◆ Records to use ◆

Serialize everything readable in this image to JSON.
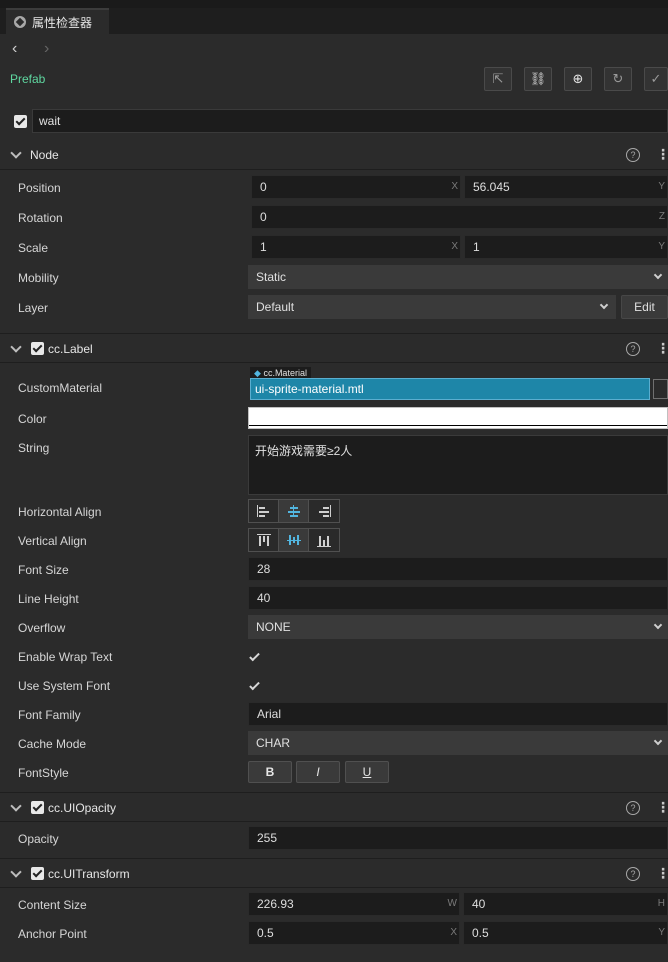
{
  "tab": {
    "title": "属性检查器"
  },
  "nav": {
    "back": "‹",
    "forward": "›"
  },
  "prefab": {
    "label": "Prefab"
  },
  "node_name": "wait",
  "sections": {
    "node": "Node",
    "label": "cc.Label",
    "opacity": "cc.UIOpacity",
    "transform": "cc.UITransform"
  },
  "help_glyph": "?",
  "node": {
    "position_label": "Position",
    "position_x": "0",
    "position_y": "56.045",
    "rotation_label": "Rotation",
    "rotation": "0",
    "scale_label": "Scale",
    "scale_x": "1",
    "scale_y": "1",
    "mobility_label": "Mobility",
    "mobility": "Static",
    "layer_label": "Layer",
    "layer": "Default",
    "edit": "Edit",
    "axis_x": "X",
    "axis_y": "Y",
    "axis_z": "Z"
  },
  "label": {
    "custom_material_label": "CustomMaterial",
    "material_type": "cc.Material",
    "material_value": "ui-sprite-material.mtl",
    "color_label": "Color",
    "string_label": "String",
    "string_value": "开始游戏需要≥2人",
    "halign_label": "Horizontal Align",
    "valign_label": "Vertical Align",
    "font_size_label": "Font Size",
    "font_size": "28",
    "line_height_label": "Line Height",
    "line_height": "40",
    "overflow_label": "Overflow",
    "overflow": "NONE",
    "wrap_label": "Enable Wrap Text",
    "system_font_label": "Use System Font",
    "font_family_label": "Font Family",
    "font_family": "Arial",
    "cache_mode_label": "Cache Mode",
    "cache_mode": "CHAR",
    "font_style_label": "FontStyle",
    "bold": "B",
    "italic": "I",
    "underline": "U"
  },
  "opacity": {
    "label": "Opacity",
    "value": "255"
  },
  "transform": {
    "content_size_label": "Content Size",
    "width": "226.93",
    "height": "40",
    "anchor_label": "Anchor Point",
    "anchor_x": "0.5",
    "anchor_y": "0.5",
    "axis_w": "W",
    "axis_h": "H",
    "axis_x": "X",
    "axis_y": "Y"
  },
  "colors": {
    "accent": "#5fd7a0",
    "material_bg": "#1e86a8",
    "active_icon": "#52b6e0",
    "color_swatch": "#ffffff"
  }
}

◆ What to produce ◆
Return each line from the material above exactly, but not the pictures.

◆ Correct response ◆
Serialize everything readable in this image to JSON.
{
  "tab": {
    "title": "属性检查器"
  },
  "nav": {
    "back": "‹",
    "forward": "›"
  },
  "prefab": {
    "label": "Prefab"
  },
  "node_name": "wait",
  "sections": {
    "node": "Node",
    "label": "cc.Label",
    "opacity": "cc.UIOpacity",
    "transform": "cc.UITransform"
  },
  "help_glyph": "?",
  "node": {
    "position_label": "Position",
    "position_x": "0",
    "position_y": "56.045",
    "rotation_label": "Rotation",
    "rotation": "0",
    "scale_label": "Scale",
    "scale_x": "1",
    "scale_y": "1",
    "mobility_label": "Mobility",
    "mobility": "Static",
    "layer_label": "Layer",
    "layer": "Default",
    "edit": "Edit",
    "axis_x": "X",
    "axis_y": "Y",
    "axis_z": "Z"
  },
  "label": {
    "custom_material_label": "CustomMaterial",
    "material_type": "cc.Material",
    "material_value": "ui-sprite-material.mtl",
    "color_label": "Color",
    "string_label": "String",
    "string_value": "开始游戏需要≥2人",
    "halign_label": "Horizontal Align",
    "valign_label": "Vertical Align",
    "font_size_label": "Font Size",
    "font_size": "28",
    "line_height_label": "Line Height",
    "line_height": "40",
    "overflow_label": "Overflow",
    "overflow": "NONE",
    "wrap_label": "Enable Wrap Text",
    "system_font_label": "Use System Font",
    "font_family_label": "Font Family",
    "font_family": "Arial",
    "cache_mode_label": "Cache Mode",
    "cache_mode": "CHAR",
    "font_style_label": "FontStyle",
    "bold": "B",
    "italic": "I",
    "underline": "U"
  },
  "opacity": {
    "label": "Opacity",
    "value": "255"
  },
  "transform": {
    "content_size_label": "Content Size",
    "width": "226.93",
    "height": "40",
    "anchor_label": "Anchor Point",
    "anchor_x": "0.5",
    "anchor_y": "0.5",
    "axis_w": "W",
    "axis_h": "H",
    "axis_x": "X",
    "axis_y": "Y"
  },
  "colors": {
    "accent": "#5fd7a0",
    "material_bg": "#1e86a8",
    "active_icon": "#52b6e0",
    "color_swatch": "#ffffff"
  }
}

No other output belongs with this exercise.